>> Start
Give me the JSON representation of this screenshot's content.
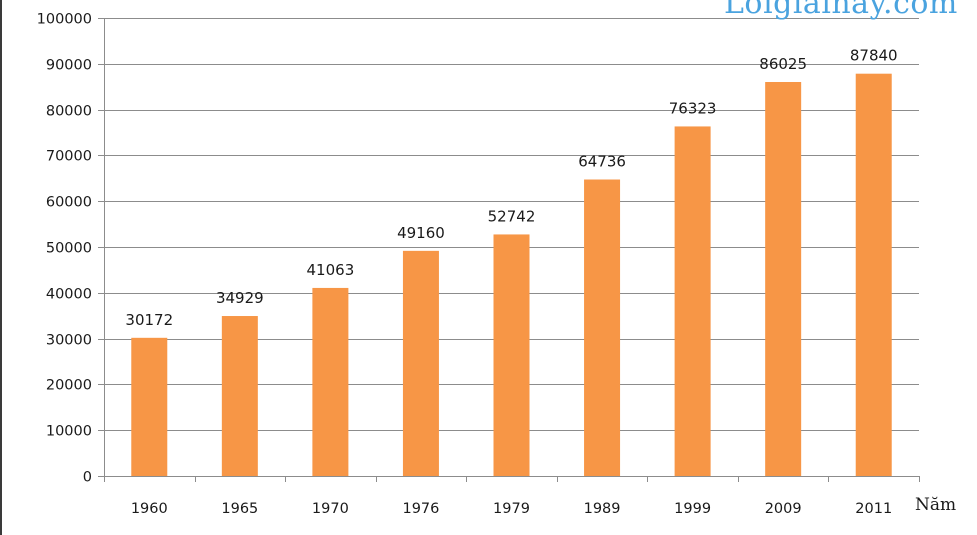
{
  "watermark": {
    "text": "Loigiaihay.com"
  },
  "colors": {
    "bar": "#f79646",
    "grid": "#8c8c8c",
    "axis": "#8c8c8c",
    "text": "#1a1a1a",
    "watermark": "#4aa3df"
  },
  "chart_data": {
    "type": "bar",
    "title": "",
    "xlabel": "Năm",
    "ylabel": "",
    "categories": [
      "1960",
      "1965",
      "1970",
      "1976",
      "1979",
      "1989",
      "1999",
      "2009",
      "2011"
    ],
    "values": [
      30172,
      34929,
      41063,
      49160,
      52742,
      64736,
      76323,
      86025,
      87840
    ],
    "data_labels": [
      "30172",
      "34929",
      "41063",
      "49160",
      "52742",
      "64736",
      "76323",
      "86025",
      "87840"
    ],
    "ylim": [
      0,
      100000
    ],
    "yticks": [
      0,
      10000,
      20000,
      30000,
      40000,
      50000,
      60000,
      70000,
      80000,
      90000,
      100000
    ],
    "ytick_labels": [
      "0",
      "10000",
      "20000",
      "30000",
      "40000",
      "50000",
      "60000",
      "70000",
      "80000",
      "90000",
      "100000"
    ],
    "grid": true,
    "legend": "none"
  }
}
>> End
## Your goal
Restate the entire listing word for word, excluding pictures.

## Full output
Give me the JSON representation of this screenshot's content.
{
  "watermark": {
    "text": "Loigiaihay.com"
  },
  "colors": {
    "bar": "#f79646",
    "grid": "#8c8c8c",
    "axis": "#8c8c8c",
    "text": "#1a1a1a",
    "watermark": "#4aa3df"
  },
  "chart_data": {
    "type": "bar",
    "title": "",
    "xlabel": "Năm",
    "ylabel": "",
    "categories": [
      "1960",
      "1965",
      "1970",
      "1976",
      "1979",
      "1989",
      "1999",
      "2009",
      "2011"
    ],
    "values": [
      30172,
      34929,
      41063,
      49160,
      52742,
      64736,
      76323,
      86025,
      87840
    ],
    "data_labels": [
      "30172",
      "34929",
      "41063",
      "49160",
      "52742",
      "64736",
      "76323",
      "86025",
      "87840"
    ],
    "ylim": [
      0,
      100000
    ],
    "yticks": [
      0,
      10000,
      20000,
      30000,
      40000,
      50000,
      60000,
      70000,
      80000,
      90000,
      100000
    ],
    "ytick_labels": [
      "0",
      "10000",
      "20000",
      "30000",
      "40000",
      "50000",
      "60000",
      "70000",
      "80000",
      "90000",
      "100000"
    ],
    "grid": true,
    "legend": "none"
  }
}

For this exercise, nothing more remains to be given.